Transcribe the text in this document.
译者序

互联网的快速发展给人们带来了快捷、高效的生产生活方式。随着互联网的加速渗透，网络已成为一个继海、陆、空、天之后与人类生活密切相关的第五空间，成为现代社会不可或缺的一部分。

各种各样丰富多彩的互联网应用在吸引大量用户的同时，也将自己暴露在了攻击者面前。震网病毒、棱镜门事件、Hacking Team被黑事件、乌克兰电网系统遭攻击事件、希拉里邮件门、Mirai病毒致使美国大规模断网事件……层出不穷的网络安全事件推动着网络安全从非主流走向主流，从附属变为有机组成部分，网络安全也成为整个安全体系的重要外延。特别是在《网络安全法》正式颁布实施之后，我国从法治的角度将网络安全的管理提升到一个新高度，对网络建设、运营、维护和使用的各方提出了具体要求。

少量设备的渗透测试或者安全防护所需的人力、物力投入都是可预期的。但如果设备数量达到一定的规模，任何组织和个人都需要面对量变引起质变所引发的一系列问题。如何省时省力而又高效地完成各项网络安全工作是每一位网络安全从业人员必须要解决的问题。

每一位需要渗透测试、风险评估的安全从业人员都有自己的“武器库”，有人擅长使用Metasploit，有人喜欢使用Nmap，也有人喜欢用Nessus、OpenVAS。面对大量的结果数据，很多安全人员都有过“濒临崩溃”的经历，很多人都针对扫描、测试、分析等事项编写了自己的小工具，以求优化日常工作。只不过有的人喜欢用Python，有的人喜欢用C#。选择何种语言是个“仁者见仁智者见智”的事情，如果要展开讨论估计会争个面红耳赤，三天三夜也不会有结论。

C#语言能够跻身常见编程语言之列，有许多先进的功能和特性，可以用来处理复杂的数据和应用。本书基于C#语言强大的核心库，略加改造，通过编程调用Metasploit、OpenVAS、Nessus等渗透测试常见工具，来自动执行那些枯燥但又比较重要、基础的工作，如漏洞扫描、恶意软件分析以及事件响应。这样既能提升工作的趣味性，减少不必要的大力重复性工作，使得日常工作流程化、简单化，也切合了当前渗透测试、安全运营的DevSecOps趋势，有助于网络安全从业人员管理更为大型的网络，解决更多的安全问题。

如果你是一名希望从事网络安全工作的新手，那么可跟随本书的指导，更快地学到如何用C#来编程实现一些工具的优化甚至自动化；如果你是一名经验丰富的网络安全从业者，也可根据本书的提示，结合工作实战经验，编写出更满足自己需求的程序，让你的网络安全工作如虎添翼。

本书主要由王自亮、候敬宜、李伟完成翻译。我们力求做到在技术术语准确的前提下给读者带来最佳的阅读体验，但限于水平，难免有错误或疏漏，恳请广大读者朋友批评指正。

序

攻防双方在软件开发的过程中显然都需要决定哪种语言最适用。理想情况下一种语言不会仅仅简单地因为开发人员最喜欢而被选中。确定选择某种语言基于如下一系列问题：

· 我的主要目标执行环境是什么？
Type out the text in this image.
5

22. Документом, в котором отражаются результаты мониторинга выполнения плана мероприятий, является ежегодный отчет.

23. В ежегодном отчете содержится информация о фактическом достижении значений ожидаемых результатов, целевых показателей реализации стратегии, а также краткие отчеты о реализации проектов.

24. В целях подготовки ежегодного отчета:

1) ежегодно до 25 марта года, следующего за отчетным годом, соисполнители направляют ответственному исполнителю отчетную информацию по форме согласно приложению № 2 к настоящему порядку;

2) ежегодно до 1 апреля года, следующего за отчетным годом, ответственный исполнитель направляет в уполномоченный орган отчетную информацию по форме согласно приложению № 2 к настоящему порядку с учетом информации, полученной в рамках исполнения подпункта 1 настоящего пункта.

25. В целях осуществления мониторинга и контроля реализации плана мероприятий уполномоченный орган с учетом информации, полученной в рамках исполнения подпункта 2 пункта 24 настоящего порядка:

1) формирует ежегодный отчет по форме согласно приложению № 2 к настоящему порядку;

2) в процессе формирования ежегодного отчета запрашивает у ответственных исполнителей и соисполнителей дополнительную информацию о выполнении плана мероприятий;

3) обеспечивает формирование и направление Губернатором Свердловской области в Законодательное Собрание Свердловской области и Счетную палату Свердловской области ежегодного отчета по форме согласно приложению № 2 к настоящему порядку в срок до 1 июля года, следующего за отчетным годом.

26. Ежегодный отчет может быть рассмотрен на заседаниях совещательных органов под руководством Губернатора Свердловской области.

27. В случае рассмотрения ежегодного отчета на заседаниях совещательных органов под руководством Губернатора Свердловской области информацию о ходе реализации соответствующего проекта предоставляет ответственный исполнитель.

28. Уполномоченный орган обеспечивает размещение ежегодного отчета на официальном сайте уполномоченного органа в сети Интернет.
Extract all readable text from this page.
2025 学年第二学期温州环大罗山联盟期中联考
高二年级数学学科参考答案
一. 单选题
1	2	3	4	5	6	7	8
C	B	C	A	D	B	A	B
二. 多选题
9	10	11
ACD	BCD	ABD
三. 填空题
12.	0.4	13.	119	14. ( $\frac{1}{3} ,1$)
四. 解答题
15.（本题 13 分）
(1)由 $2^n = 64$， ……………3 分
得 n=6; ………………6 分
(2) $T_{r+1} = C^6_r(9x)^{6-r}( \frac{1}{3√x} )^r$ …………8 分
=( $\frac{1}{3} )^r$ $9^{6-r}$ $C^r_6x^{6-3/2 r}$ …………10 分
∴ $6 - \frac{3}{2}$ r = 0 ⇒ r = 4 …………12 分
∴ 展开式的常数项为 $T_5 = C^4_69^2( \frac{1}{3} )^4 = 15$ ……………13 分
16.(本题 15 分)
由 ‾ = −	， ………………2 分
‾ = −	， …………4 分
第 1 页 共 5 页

+ + +

Repeat every record, keeping each word and mark exactly as it is.

Transcribe the text in this document.
译者序

互联网的快速发展给人们带来了快捷、高效的生产生活方式。随着互联网的加速渗透，网络已成为一个继海、陆、空、天之后与人类生活密切相关的第五空间，成为现代社会不可或缺的一部分。

各种各样丰富多彩的互联网应用在吸引大量用户的同时，也将自己暴露在了攻击者面前。震网病毒、棱镜门事件、Hacking Team被黑事件、乌克兰电网系统遭攻击事件、希拉里邮件门、Mirai病毒致使美国大规模断网事件……层出不穷的网络安全事件推动着网络安全从非主流走向主流，从附属变为有机组成部分，网络安全也成为整个安全体系的重要外延。特别是在《网络安全法》正式颁布实施之后，我国从法治的角度将网络安全的管理提升到一个新高度，对网络建设、运营、维护和使用的各方提出了具体要求。

少量设备的渗透测试或者安全防护所需的人力、物力投入都是可预期的。但如果设备数量达到一定的规模，任何组织和个人都需要面对量变引起质变所引发的一系列问题。如何省时省力而又高效地完成各项网络安全工作是每一位网络安全从业人员必须要解决的问题。

每一位需要渗透测试、风险评估的安全从业人员都有自己的“武器库”，有人擅长使用Metasploit，有人喜欢使用Nmap，也有人喜欢用Nessus、OpenVAS。面对大量的结果数据，很多安全人员都有过“濒临崩溃”的经历，很多人都针对扫描、测试、分析等事项编写了自己的小工具，以求优化日常工作。只不过有的人喜欢用Python，有的人喜欢用C#。选择何种语言是个“仁者见仁智者见智”的事情，如果要展开讨论估计会争个面红耳赤，三天三夜也不会有结论。

C#语言能够跻身常见编程语言之列，有许多先进的功能和特性，可以用来处理复杂的数据和应用。本书基于C#语言强大的核心库，略加改造，通过编程调用Metasploit、OpenVAS、Nessus等渗透测试常见工具，来自动执行那些枯燥但又比较重要、基础的工作，如漏洞扫描、恶意软件分析以及事件响应。这样既能提升工作的趣味性，减少不必要的大力重复性工作，使得日常工作流程化、简单化，也切合了当前渗透测试、安全运营的DevSecOps趋势，有助于网络安全从业人员管理更为大型的网络，解决更多的安全问题。

如果你是一名希望从事网络安全工作的新手，那么可跟随本书的指导，更快地学到如何用C#来编程实现一些工具的优化甚至自动化；如果你是一名经验丰富的网络安全从业者，也可根据本书的提示，结合工作实战经验，编写出更满足自己需求的程序，让你的网络安全工作如虎添翼。

本书主要由王自亮、候敬宜、李伟完成翻译。我们力求做到在技术术语准确的前提下给读者带来最佳的阅读体验，但限于水平，难免有错误或疏漏，恳请广大读者朋友批评指正。

序

攻防双方在软件开发的过程中显然都需要决定哪种语言最适用。理想情况下一种语言不会仅仅简单地因为开发人员最喜欢而被选中。确定选择某种语言基于如下一系列问题：

· 我的主要目标执行环境是什么？
Type out the text in this image.
5

22. Документом, в котором отражаются результаты мониторинга выполнения плана мероприятий, является ежегодный отчет.

23. В ежегодном отчете содержится информация о фактическом достижении значений ожидаемых результатов, целевых показателей реализации стратегии, а также краткие отчеты о реализации проектов.

24. В целях подготовки ежегодного отчета:

1) ежегодно до 25 марта года, следующего за отчетным годом, соисполнители направляют ответственному исполнителю отчетную информацию по форме согласно приложению № 2 к настоящему порядку;

2) ежегодно до 1 апреля года, следующего за отчетным годом, ответственный исполнитель направляет в уполномоченный орган отчетную информацию по форме согласно приложению № 2 к настоящему порядку с учетом информации, полученной в рамках исполнения подпункта 1 настоящего пункта.

25. В целях осуществления мониторинга и контроля реализации плана мероприятий уполномоченный орган с учетом информации, полученной в рамках исполнения подпункта 2 пункта 24 настоящего порядка:

1) формирует ежегодный отчет по форме согласно приложению № 2 к настоящему порядку;

2) в процессе формирования ежегодного отчета запрашивает у ответственных исполнителей и соисполнителей дополнительную информацию о выполнении плана мероприятий;

3) обеспечивает формирование и направление Губернатором Свердловской области в Законодательное Собрание Свердловской области и Счетную палату Свердловской области ежегодного отчета по форме согласно приложению № 2 к настоящему порядку в срок до 1 июля года, следующего за отчетным годом.

26. Ежегодный отчет может быть рассмотрен на заседаниях совещательных органов под руководством Губернатора Свердловской области.

27. В случае рассмотрения ежегодного отчета на заседаниях совещательных органов под руководством Губернатора Свердловской области информацию о ходе реализации соответствующего проекта предоставляет ответственный исполнитель.

28. Уполномоченный орган обеспечивает размещение ежегодного отчета на официальном сайте уполномоченного органа в сети Интернет.
Extract all readable text from this page.
2025 学年第二学期温州环大罗山联盟期中联考
高二年级数学学科参考答案
一. 单选题
1	2	3	4	5	6	7	8
C	B	C	A	D	B	A	B
二. 多选题
9	10	11
ACD	BCD	ABD
三. 填空题
12.	0.4	13.	119	14. ( $\frac{1}{3} ,1$)
四. 解答题
15.（本题 13 分）
(1)由 $2^n = 64$， ……………3 分
得 n=6; ………………6 分
(2) $T_{r+1} = C^6_r(9x)^{6-r}( \frac{1}{3√x} )^r$ …………8 分
=( $\frac{1}{3} )^r$ $9^{6-r}$ $C^r_6x^{6-3/2 r}$ …………10 分
∴ $6 - \frac{3}{2}$ r = 0 ⇒ r = 4 …………12 分
∴ 展开式的常数项为 $T_5 = C^4_69^2( \frac{1}{3} )^4 = 15$ ……………13 分
16.(本题 15 分)
由 ‾ = −	， ………………2 分
‾ = −	， …………4 分
第 1 页 共 5 页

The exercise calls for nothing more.